*** Excerpted text ***

The industry doesn’t have a technology or feature problem, it has a usability problem. There will always be another company able to undercut on cost, but it’s practically impossible to copy an ecosystem. This particularly benefits smaller machine manufacturers since their support load drops significantly. It’s more intensive on the front end but gains are long term.
Maybe I’m missing something then because the instances Will mentioned replicate what you’re saying to some effect.
Can you provide examples elsewhere where a process made such a drastic improvement?
3D printing seems to have this sort of process, but there are far less variables to account for in the end.
Material size/location, workholding method/size/location/holding ability, machine rigidity/speeds/feeds/work envelope/repeatability/accuracy, tooling size/geometry/effective F&S/stickout, controller processing power/memory, etc. Once all of this is addressed you change a few pieces of hardware and a whole new range of parameters to adjust or tune. This is a lot of data to capture and have readily available to limit the knowledge needed by the end user. A tremendous amount of data within a system
We’re probably talking past each other, a box of parts doesn’t make an engine unless assembled well.
You’ve enumerated a load of information that a user currently needs to have available to him. Have you ever questioned why? Every one of those issues you’ve mentioned are an impediment to the end user.
I suppose it comes down to how a companies customer base values their time and how big of a market they’d like to capture. If you’re comfortable being strictly in the tinkerer type of market where customers value their time at a low rate then it works, with the downside being lack of mobility upward and new learning curves as the user outstrips production capacity, willing to put up with downtime. With an effective workflow provided by the machine vendor the user won’t experience the start/stop sort of activity that has become prevalent at the small side of part manufacturing. This is a business exercise, straight time and money calculation, if it’s a hobby it’s still a time / money calculation, you’re being paid in having fun.

***

§ Exercise tasks
A. In the forum discussion on machining usability, what kind of problem does the first post say the industry has?
B. Extend the forum discussion on machining usability, beginning after its final sentence.
The data have no role in this exercise.

*** Record excerpts ***

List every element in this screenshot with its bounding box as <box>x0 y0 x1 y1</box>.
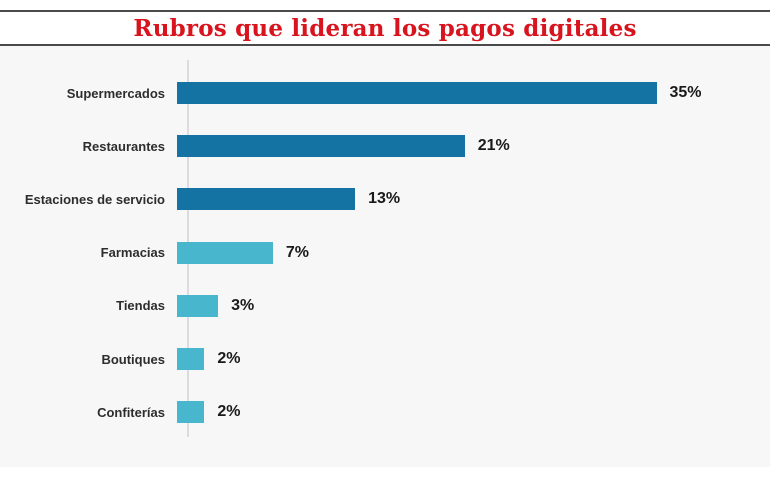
bar-row: Estaciones de servicio 13% <box>0 188 770 211</box>
bar <box>177 135 465 158</box>
category-label: Confiterías <box>97 404 165 420</box>
title-band: Rubros que lideran los pagos digitales <box>0 12 770 44</box>
value-label: 7% <box>285 243 310 261</box>
bar <box>177 241 273 264</box>
bar <box>177 188 356 211</box>
category-label: Boutiques <box>101 351 165 367</box>
category-label: Farmacias <box>100 245 165 261</box>
bar <box>177 401 205 424</box>
category-label: Restaurantes <box>82 138 165 154</box>
bar <box>177 82 657 104</box>
bar-chart: Supermercados 35% Restaurantes 21% Estacione… <box>0 46 770 467</box>
value-label: 13% <box>368 190 401 208</box>
bar-row: Boutiques 2% <box>0 348 770 370</box>
chart-title: Rubros que lideran los pagos digitales <box>133 14 637 42</box>
bar <box>177 348 205 370</box>
bar-row: Farmacias 7% <box>0 241 770 264</box>
category-label: Supermercados <box>66 85 165 101</box>
bar <box>177 294 219 317</box>
title-bottom-rule <box>0 44 770 46</box>
top-rule <box>0 10 770 12</box>
value-label: 2% <box>217 350 241 367</box>
category-label: Estaciones de servicio <box>24 191 165 207</box>
value-label: 2% <box>217 403 241 421</box>
category-label: Tiendas <box>116 298 165 314</box>
value-label: 3% <box>231 296 255 314</box>
value-label: 21% <box>477 137 510 155</box>
bar-row: Restaurantes 21% <box>0 135 770 158</box>
bar-row: Tiendas 3% <box>0 294 770 317</box>
value-label: 35% <box>669 84 702 101</box>
bar-row: Supermercados 35% <box>0 82 770 104</box>
bar-row: Confiterías 2% <box>0 401 770 424</box>
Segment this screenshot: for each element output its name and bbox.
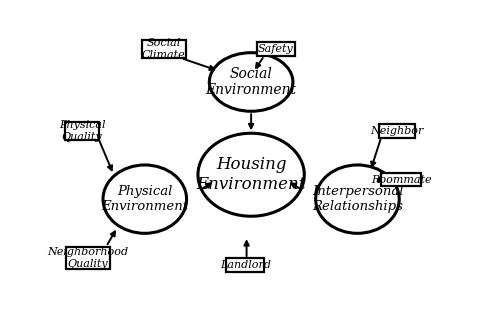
Text: Safety: Safety — [258, 44, 294, 54]
Text: Roommate: Roommate — [371, 175, 431, 184]
Text: Interpersonal
Relationships: Interpersonal Relationships — [312, 185, 403, 213]
Text: Social
Climate: Social Climate — [142, 38, 186, 60]
Text: Neighbor: Neighbor — [370, 126, 424, 136]
Bar — [65, 122, 99, 140]
Bar — [379, 124, 416, 138]
Bar — [66, 247, 110, 269]
Ellipse shape — [209, 53, 293, 111]
Ellipse shape — [103, 165, 187, 233]
Bar — [381, 173, 421, 186]
Text: Landlord: Landlord — [220, 260, 271, 270]
Ellipse shape — [316, 165, 399, 233]
Ellipse shape — [198, 133, 304, 216]
Text: Physical
Quality: Physical Quality — [59, 120, 105, 142]
Bar — [142, 40, 186, 58]
Text: Housing
Environment: Housing Environment — [196, 156, 306, 193]
Bar — [226, 258, 265, 272]
Text: Neighborhood
Quality: Neighborhood Quality — [47, 247, 128, 268]
Bar — [257, 42, 295, 56]
Text: Physical
Environment: Physical Environment — [101, 185, 188, 213]
Text: Social
Environment: Social Environment — [206, 67, 296, 97]
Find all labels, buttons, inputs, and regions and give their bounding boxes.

***

§ Outputs for the tasks
A. A usability problem.

B.
Nearly every industry has benefited greatly by optimizing how the user interacts with a piece of equipment. The work I’m doing may be a little upstream but it is one of those areas where it scales downward as well. Reliable understandable low barrier production beats break / fix cycle every time.
I understand you are suggesting a new process, but it is all vague mentions of improvement.
If the industry is at need are you trying to cater to hobby and scale up, or start with high end production and scale down?
The high end production arena has some very impressive ecosystems which alleviates much of the information needed by the end user. It comes at a price, and much of the time is proprietary since the companies do not tend to give it away.
I’m curious what the next steps are, actionable items, creating the process.
Examples of previous instances in other industries, specific instances, to further understand this whole exercise.
Just like a word processor does not make you a typographer, a beginner can produce stuff but to do things beyond the basics, you need knowledge to operate a CNC. It is not a Star Trek replicator, it is a tool that can be used to produce some parts using some materials when you know what you are doing.
If I want to produce a widget, I first need to understand how this part can be realized. A beginner will be able to produce simple 2D parts on a CNC, 2.5D will require more in depth knowledge while a 3D part will require not only require advanced knowledge but also significant equipment upgrades to be able to make the part by adding at least one or two axis so the parts can be be rotated to be milled.
Before wanting to change everything,I would suggest you get a system, try to see what works and work on improvements from there standing on the shoulders of people from this and other forums. You need to build up that experience to get that understanding.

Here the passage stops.